Stated exercise :: Please output the records below in full, exactly as given, but without the images.
## begin Data supplied
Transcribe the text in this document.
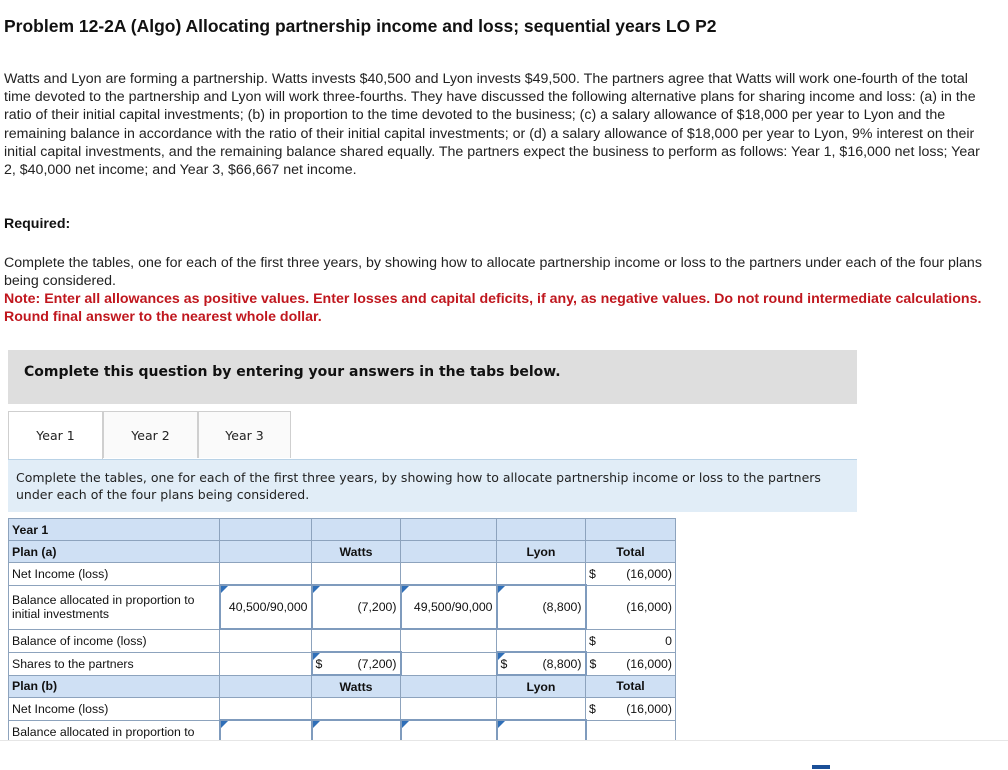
Problem 12-2A (Algo) Allocating partnership income and loss; sequential years LO P2

Watts and Lyon are forming a partnership. Watts invests $40,500 and Lyon invests $49,500. The partners agree that Watts will work one-fourth of the total time devoted to the partnership and Lyon will work three-fourths. They have discussed the following alternative plans for sharing income and loss: (a) in the ratio of their initial capital investments; (b) in proportion to the time devoted to the business; (c) a salary allowance of $18,000 per year to Lyon and the remaining balance in accordance with the ratio of their initial capital investments; or (d) a salary allowance of $18,000 per year to Lyon, 9% interest on their initial capital investments, and the remaining balance shared equally. The partners expect the business to perform as follows: Year 1, $16,000 net loss; Year 2, $40,000 net income; and Year 3, $66,667 net income.

Required:

Complete the tables, one for each of the first three years, by showing how to allocate partnership income or loss to the partners under each of the four plans being considered.

Note: Enter all allowances as positive values. Enter losses and capital deficits, if any, as negative values. Do not round intermediate calculations. Round final answer to the nearest whole dollar.

Complete this question by entering your answers in the tabs below.
Year 1	Year 2	Year 3

Complete the tables, one for each of the first three years, by showing how to allocate partnership income or loss to the partners under each of the four plans being considered.

Year 1					
Plan (a)		Watts		Lyon	Total
Net Income (loss)					$ (16,000)
Balance allocated in proportion to initial investments	40,500/90,000	(7,200)	49,500/90,000	(8,800)	(16,000)
Balance of income (loss)					$ 0
Shares to the partners		$ (7,200)		$ (8,800)	$ (16,000)
Plan (b)		Watts		Lyon	Total
Net Income (loss)					$ (16,000)
Balance allocated in proportion to					
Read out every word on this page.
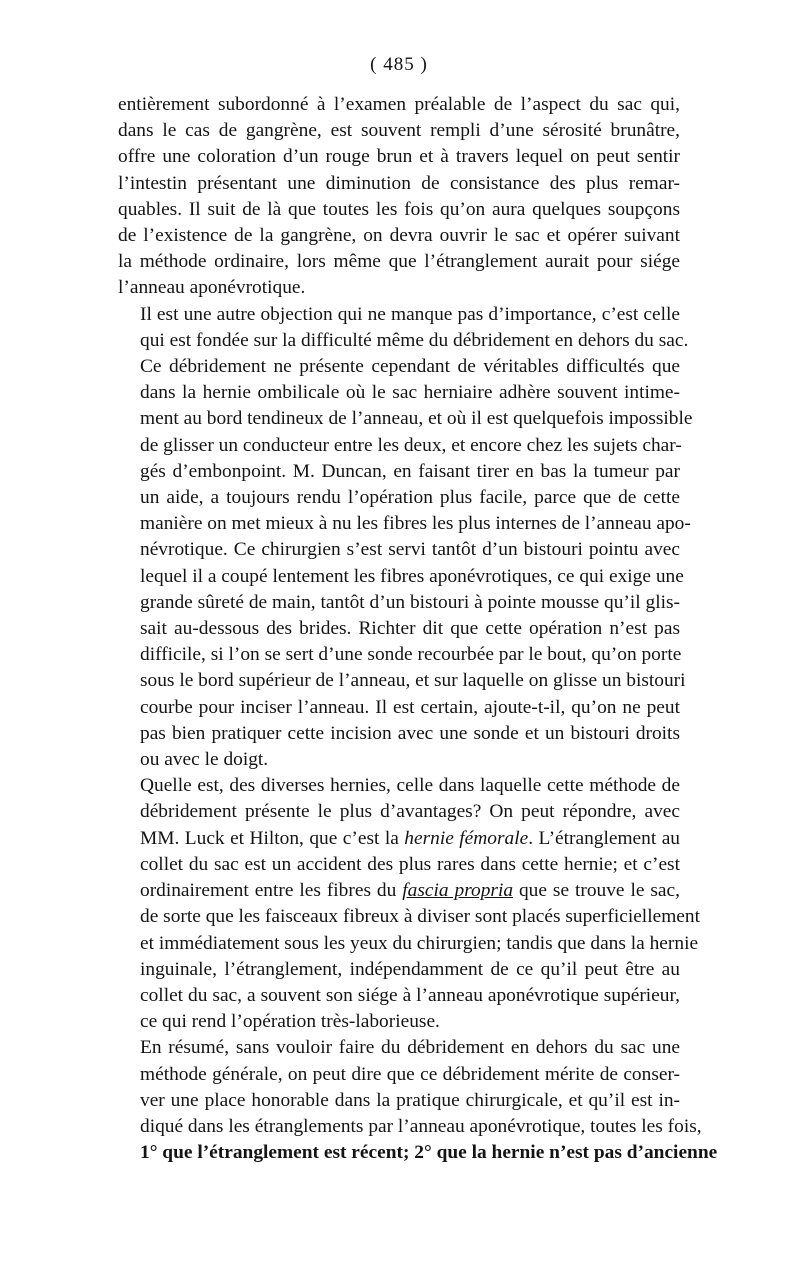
( 485 )

entièrement subordonné à l’examen préalable de l’aspect du sac qui,
dans le cas de gangrène, est souvent rempli d’une sérosité brunâtre,
offre une coloration d’un rouge brun et à travers lequel on peut sentir
l’intestin présentant une diminution de consistance des plus remar-
quables. Il suit de là que toutes les fois qu’on aura quelques soupçons
de l’existence de la gangrène, on devra ouvrir le sac et opérer suivant
la méthode ordinaire, lors même que l’étranglement aurait pour siége
l’anneau aponévrotique.

Il est une autre objection qui ne manque pas d’importance, c’est celle
qui est fondée sur la difficulté même du débridement en dehors du sac.
Ce débridement ne présente cependant de véritables difficultés que
dans la hernie ombilicale où le sac herniaire adhère souvent intime-
ment au bord tendineux de l’anneau, et où il est quelquefois impossible
de glisser un conducteur entre les deux, et encore chez les sujets char-
gés d’embonpoint. M. Duncan, en faisant tirer en bas la tumeur par
un aide, a toujours rendu l’opération plus facile, parce que de cette
manière on met mieux à nu les fibres les plus internes de l’anneau apo-
névrotique. Ce chirurgien s’est servi tantôt d’un bistouri pointu avec
lequel il a coupé lentement les fibres aponévrotiques, ce qui exige une
grande sûreté de main, tantôt d’un bistouri à pointe mousse qu’il glis-
sait au-dessous des brides. Richter dit que cette opération n’est pas
difficile, si l’on se sert d’une sonde recourbée par le bout, qu’on porte
sous le bord supérieur de l’anneau, et sur laquelle on glisse un bistouri
courbe pour inciser l’anneau. Il est certain, ajoute-t-il, qu’on ne peut
pas bien pratiquer cette incision avec une sonde et un bistouri droits
ou avec le doigt.

Quelle est, des diverses hernies, celle dans laquelle cette méthode de
débridement présente le plus d’avantages? On peut répondre, avec
MM. Luck et Hilton, que c’est la hernie fémorale. L’étranglement au
collet du sac est un accident des plus rares dans cette hernie; et c’est
ordinairement entre les fibres du fascia propria que se trouve le sac,
de sorte que les faisceaux fibreux à diviser sont placés superficiellement
et immédiatement sous les yeux du chirurgien; tandis que dans la hernie
inguinale, l’étranglement, indépendamment de ce qu’il peut être au
collet du sac, a souvent son siége à l’anneau aponévrotique supérieur,
ce qui rend l’opération très-laborieuse.

En résumé, sans vouloir faire du débridement en dehors du sac une
méthode générale, on peut dire que ce débridement mérite de conser-
ver une place honorable dans la pratique chirurgicale, et qu’il est in-
diqué dans les étranglements par l’anneau aponévrotique, toutes les fois,
1° que l’étranglement est récent; 2° que la hernie n’est pas d’ancienne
## end Data supplied
Solution to this exercise ::
Transcribe the text in this document.
Problem 12-2A (Algo) Allocating partnership income and loss; sequential years LO P2

Watts and Lyon are forming a partnership. Watts invests $40,500 and Lyon invests $49,500. The partners agree that Watts will work one-fourth of the total time devoted to the partnership and Lyon will work three-fourths. They have discussed the following alternative plans for sharing income and loss: (a) in the ratio of their initial capital investments; (b) in proportion to the time devoted to the business; (c) a salary allowance of $18,000 per year to Lyon and the remaining balance in accordance with the ratio of their initial capital investments; or (d) a salary allowance of $18,000 per year to Lyon, 9% interest on their initial capital investments, and the remaining balance shared equally. The partners expect the business to perform as follows: Year 1, $16,000 net loss; Year 2, $40,000 net income; and Year 3, $66,667 net income.

Required:

Complete the tables, one for each of the first three years, by showing how to allocate partnership income or loss to the partners under each of the four plans being considered.

Note: Enter all allowances as positive values. Enter losses and capital deficits, if any, as negative values. Do not round intermediate calculations. Round final answer to the nearest whole dollar.

Complete this question by entering your answers in the tabs below.
Year 1	Year 2	Year 3

Complete the tables, one for each of the first three years, by showing how to allocate partnership income or loss to the partners under each of the four plans being considered.

Year 1					
Plan (a)		Watts		Lyon	Total
Net Income (loss)					$ (16,000)
Balance allocated in proportion to initial investments	40,500/90,000	(7,200)	49,500/90,000	(8,800)	(16,000)
Balance of income (loss)					$ 0
Shares to the partners		$ (7,200)		$ (8,800)	$ (16,000)
Plan (b)		Watts		Lyon	Total
Net Income (loss)					$ (16,000)
Balance allocated in proportion to					
Read out every word on this page.
( 485 )

entièrement subordonné à l’examen préalable de l’aspect du sac qui,
dans le cas de gangrène, est souvent rempli d’une sérosité brunâtre,
offre une coloration d’un rouge brun et à travers lequel on peut sentir
l’intestin présentant une diminution de consistance des plus remar-
quables. Il suit de là que toutes les fois qu’on aura quelques soupçons
de l’existence de la gangrène, on devra ouvrir le sac et opérer suivant
la méthode ordinaire, lors même que l’étranglement aurait pour siége
l’anneau aponévrotique.

Il est une autre objection qui ne manque pas d’importance, c’est celle
qui est fondée sur la difficulté même du débridement en dehors du sac.
Ce débridement ne présente cependant de véritables difficultés que
dans la hernie ombilicale où le sac herniaire adhère souvent intime-
ment au bord tendineux de l’anneau, et où il est quelquefois impossible
de glisser un conducteur entre les deux, et encore chez les sujets char-
gés d’embonpoint. M. Duncan, en faisant tirer en bas la tumeur par
un aide, a toujours rendu l’opération plus facile, parce que de cette
manière on met mieux à nu les fibres les plus internes de l’anneau apo-
névrotique. Ce chirurgien s’est servi tantôt d’un bistouri pointu avec
lequel il a coupé lentement les fibres aponévrotiques, ce qui exige une
grande sûreté de main, tantôt d’un bistouri à pointe mousse qu’il glis-
sait au-dessous des brides. Richter dit que cette opération n’est pas
difficile, si l’on se sert d’une sonde recourbée par le bout, qu’on porte
sous le bord supérieur de l’anneau, et sur laquelle on glisse un bistouri
courbe pour inciser l’anneau. Il est certain, ajoute-t-il, qu’on ne peut
pas bien pratiquer cette incision avec une sonde et un bistouri droits
ou avec le doigt.

Quelle est, des diverses hernies, celle dans laquelle cette méthode de
débridement présente le plus d’avantages? On peut répondre, avec
MM. Luck et Hilton, que c’est la hernie fémorale. L’étranglement au
collet du sac est un accident des plus rares dans cette hernie; et c’est
ordinairement entre les fibres du fascia propria que se trouve le sac,
de sorte que les faisceaux fibreux à diviser sont placés superficiellement
et immédiatement sous les yeux du chirurgien; tandis que dans la hernie
inguinale, l’étranglement, indépendamment de ce qu’il peut être au
collet du sac, a souvent son siége à l’anneau aponévrotique supérieur,
ce qui rend l’opération très-laborieuse.

En résumé, sans vouloir faire du débridement en dehors du sac une
méthode générale, on peut dire que ce débridement mérite de conser-
ver une place honorable dans la pratique chirurgicale, et qu’il est in-
diqué dans les étranglements par l’anneau aponévrotique, toutes les fois,
1° que l’étranglement est récent; 2° que la hernie n’est pas d’ancienne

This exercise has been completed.